- **RECORDS FOR THE TASK**:
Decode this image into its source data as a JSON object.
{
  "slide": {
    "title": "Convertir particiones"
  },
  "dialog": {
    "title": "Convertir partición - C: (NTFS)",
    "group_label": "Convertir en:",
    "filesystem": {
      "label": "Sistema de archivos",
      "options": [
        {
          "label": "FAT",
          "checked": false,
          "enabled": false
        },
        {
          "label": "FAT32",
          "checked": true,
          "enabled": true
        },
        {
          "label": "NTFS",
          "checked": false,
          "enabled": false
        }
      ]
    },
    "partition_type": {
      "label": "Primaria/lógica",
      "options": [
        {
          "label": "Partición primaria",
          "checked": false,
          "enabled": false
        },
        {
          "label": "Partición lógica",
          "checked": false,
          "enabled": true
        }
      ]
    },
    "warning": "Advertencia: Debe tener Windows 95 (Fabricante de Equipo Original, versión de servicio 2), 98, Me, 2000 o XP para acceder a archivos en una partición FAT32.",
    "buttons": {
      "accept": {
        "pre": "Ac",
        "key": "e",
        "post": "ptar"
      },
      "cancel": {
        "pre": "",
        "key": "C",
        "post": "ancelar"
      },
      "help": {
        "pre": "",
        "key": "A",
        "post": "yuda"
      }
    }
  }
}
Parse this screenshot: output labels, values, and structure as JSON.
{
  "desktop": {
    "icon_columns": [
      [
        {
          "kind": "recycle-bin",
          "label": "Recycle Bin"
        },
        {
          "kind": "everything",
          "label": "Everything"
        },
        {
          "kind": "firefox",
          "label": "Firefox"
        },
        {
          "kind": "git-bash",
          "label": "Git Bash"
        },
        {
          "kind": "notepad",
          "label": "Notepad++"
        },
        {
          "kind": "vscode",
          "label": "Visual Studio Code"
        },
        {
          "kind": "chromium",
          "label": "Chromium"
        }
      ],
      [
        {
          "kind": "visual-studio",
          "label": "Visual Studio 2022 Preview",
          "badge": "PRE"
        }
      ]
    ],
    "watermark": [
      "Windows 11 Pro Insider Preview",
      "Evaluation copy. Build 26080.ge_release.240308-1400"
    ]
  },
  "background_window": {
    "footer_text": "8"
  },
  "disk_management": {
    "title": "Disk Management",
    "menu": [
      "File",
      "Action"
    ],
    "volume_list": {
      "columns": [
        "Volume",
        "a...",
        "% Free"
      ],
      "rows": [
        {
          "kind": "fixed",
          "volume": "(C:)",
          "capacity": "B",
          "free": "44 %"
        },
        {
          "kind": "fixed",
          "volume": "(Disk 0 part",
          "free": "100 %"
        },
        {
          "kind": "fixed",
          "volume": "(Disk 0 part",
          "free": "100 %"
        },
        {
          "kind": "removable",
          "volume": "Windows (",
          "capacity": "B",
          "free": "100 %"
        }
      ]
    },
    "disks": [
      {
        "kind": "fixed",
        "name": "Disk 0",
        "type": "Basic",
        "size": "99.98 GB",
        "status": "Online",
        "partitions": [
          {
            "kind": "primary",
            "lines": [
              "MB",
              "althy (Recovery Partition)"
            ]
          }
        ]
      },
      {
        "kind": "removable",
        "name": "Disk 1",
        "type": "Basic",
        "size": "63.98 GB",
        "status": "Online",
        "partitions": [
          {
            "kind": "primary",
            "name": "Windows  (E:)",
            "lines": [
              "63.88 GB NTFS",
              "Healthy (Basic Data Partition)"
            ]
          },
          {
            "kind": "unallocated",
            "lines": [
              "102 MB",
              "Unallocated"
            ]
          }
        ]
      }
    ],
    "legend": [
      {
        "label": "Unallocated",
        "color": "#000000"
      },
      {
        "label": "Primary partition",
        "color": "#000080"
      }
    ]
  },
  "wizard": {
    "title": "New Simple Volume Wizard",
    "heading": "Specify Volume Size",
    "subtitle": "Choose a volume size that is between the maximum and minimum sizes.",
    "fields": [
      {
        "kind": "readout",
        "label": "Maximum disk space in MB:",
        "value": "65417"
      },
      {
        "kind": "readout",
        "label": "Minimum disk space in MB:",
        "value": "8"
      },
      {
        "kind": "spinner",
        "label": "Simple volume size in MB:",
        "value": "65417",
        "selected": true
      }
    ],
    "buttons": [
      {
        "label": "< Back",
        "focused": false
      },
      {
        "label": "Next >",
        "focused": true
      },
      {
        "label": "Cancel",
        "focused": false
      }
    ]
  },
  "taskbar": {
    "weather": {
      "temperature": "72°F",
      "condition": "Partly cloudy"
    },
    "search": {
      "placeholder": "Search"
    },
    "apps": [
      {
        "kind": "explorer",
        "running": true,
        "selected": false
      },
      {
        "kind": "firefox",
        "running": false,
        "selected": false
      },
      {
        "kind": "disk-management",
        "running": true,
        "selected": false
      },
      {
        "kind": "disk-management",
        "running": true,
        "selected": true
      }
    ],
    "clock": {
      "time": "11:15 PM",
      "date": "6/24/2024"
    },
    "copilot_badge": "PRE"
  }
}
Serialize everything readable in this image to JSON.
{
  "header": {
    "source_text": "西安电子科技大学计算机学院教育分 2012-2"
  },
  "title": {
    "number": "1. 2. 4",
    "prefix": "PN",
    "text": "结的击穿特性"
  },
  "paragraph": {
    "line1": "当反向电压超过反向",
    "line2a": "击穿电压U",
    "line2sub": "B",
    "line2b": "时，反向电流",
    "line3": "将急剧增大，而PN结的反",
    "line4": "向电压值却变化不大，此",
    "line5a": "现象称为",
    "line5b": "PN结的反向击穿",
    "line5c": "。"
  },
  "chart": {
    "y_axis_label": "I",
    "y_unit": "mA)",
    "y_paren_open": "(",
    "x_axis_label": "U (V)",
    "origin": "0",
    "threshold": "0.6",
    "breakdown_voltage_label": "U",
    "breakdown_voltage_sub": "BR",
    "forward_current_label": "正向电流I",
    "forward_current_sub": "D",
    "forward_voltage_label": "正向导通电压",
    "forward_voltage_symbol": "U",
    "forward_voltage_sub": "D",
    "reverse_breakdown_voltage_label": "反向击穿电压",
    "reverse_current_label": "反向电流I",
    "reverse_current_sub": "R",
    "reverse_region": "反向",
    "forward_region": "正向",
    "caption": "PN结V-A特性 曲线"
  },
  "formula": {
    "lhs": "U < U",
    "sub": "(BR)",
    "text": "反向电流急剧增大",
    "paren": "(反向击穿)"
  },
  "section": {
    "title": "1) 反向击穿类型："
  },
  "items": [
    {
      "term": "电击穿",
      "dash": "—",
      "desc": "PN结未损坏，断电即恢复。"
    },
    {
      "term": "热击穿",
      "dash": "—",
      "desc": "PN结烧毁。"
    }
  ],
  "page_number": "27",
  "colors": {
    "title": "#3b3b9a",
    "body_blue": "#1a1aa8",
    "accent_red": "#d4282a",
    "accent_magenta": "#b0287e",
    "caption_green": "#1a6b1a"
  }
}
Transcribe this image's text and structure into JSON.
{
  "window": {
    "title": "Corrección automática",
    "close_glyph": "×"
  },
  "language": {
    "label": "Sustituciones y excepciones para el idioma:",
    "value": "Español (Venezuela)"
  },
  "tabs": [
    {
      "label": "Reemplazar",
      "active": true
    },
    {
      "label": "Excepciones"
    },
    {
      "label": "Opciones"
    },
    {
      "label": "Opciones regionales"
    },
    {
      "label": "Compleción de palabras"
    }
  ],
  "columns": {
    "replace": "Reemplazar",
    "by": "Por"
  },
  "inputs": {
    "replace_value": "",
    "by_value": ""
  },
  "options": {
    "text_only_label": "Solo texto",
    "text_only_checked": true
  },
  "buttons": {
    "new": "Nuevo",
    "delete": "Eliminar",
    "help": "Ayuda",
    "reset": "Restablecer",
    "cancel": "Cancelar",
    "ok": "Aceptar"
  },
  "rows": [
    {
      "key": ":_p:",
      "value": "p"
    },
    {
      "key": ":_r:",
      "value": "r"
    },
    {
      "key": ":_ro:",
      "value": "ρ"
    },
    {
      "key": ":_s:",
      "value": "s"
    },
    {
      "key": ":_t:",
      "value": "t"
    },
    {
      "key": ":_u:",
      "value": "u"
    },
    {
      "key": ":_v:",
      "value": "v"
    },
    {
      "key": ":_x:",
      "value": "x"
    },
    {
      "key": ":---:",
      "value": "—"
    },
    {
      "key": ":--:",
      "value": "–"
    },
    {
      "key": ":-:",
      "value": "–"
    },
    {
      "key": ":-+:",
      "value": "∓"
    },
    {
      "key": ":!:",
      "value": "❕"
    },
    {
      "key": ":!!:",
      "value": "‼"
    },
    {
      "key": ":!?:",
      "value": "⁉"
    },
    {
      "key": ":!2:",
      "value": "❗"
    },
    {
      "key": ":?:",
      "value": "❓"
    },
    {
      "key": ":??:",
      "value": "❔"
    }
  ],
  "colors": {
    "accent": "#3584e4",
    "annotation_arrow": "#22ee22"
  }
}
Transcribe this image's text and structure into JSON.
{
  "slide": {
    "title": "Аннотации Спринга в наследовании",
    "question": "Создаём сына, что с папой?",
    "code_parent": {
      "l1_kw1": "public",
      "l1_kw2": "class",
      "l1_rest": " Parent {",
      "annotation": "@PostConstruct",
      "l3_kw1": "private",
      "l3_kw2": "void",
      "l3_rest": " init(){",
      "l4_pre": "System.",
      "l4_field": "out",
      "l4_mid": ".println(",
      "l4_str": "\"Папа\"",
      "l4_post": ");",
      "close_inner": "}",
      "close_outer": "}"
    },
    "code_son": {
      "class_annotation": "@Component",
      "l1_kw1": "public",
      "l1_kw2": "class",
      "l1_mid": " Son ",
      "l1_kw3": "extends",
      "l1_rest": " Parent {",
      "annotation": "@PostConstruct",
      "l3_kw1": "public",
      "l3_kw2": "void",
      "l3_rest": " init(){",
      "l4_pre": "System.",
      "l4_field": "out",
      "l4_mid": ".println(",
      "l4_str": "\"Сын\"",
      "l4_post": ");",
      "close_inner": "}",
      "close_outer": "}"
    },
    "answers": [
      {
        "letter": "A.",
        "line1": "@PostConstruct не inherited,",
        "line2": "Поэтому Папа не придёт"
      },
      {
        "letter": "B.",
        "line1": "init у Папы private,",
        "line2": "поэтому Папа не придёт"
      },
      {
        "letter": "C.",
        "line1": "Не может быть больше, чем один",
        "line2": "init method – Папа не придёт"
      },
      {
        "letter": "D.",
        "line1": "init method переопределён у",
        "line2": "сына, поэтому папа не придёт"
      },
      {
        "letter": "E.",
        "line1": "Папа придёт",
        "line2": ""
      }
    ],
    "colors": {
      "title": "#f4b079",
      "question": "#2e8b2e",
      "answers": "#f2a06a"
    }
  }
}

- **WHAT IS REQUIRED**: Copy every line of the material in which the word "lógica" occurs.

- **FULL SOLUTION**:
      "label": "Primaria/lógica",
          "label": "Partición lógica",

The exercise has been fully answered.